# SOURCE DATA start

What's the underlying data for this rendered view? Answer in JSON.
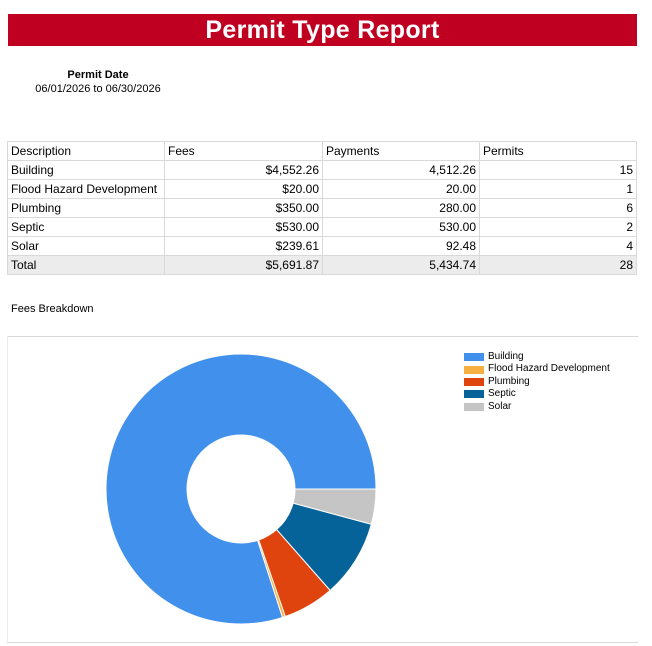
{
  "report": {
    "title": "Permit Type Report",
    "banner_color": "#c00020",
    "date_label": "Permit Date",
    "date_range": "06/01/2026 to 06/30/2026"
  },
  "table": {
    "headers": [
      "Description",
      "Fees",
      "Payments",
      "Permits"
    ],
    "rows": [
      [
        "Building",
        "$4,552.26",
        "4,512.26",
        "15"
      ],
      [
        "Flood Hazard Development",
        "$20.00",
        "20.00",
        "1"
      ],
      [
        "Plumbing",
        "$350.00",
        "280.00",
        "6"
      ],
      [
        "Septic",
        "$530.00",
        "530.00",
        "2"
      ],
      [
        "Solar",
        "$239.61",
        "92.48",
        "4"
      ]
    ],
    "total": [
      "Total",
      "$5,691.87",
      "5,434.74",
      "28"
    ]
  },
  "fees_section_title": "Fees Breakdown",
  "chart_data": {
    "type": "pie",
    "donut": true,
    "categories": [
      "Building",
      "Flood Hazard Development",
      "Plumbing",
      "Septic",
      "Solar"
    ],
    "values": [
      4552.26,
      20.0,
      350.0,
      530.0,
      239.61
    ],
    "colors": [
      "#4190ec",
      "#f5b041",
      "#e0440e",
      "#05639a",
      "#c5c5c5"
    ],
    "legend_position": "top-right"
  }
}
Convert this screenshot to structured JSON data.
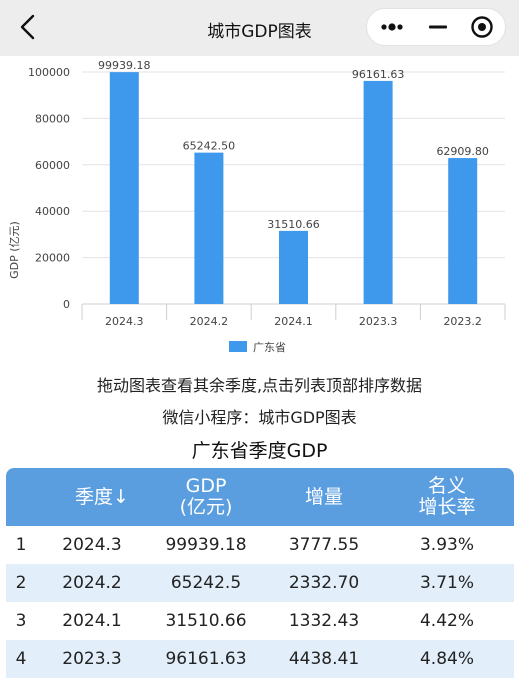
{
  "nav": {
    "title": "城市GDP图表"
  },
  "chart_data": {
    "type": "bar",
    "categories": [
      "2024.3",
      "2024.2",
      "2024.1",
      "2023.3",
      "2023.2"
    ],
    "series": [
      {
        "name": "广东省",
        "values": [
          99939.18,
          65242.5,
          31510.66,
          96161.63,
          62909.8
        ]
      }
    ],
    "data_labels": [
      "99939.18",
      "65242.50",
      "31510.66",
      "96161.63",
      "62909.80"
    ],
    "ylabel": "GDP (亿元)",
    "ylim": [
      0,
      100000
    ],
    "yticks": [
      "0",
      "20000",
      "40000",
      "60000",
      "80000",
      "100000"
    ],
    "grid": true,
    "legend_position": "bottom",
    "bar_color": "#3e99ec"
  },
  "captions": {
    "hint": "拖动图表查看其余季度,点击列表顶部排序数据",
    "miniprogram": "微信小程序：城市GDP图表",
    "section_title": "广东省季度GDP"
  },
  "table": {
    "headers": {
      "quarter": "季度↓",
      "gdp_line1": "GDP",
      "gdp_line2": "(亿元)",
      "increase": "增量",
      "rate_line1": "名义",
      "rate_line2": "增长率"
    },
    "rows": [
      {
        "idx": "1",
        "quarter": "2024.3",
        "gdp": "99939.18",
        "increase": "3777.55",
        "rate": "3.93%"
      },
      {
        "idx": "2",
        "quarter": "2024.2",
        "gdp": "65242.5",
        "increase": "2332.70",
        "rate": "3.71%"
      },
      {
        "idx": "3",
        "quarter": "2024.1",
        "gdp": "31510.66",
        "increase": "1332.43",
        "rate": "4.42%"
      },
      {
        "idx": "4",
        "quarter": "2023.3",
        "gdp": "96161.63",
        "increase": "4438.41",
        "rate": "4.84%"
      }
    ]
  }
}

# SOURCE DATA end

#### EXERCISE AIM:
Only the number is wanted: how many lines of the material above include the word "Fees"?

#### COMPLETED TASK:
2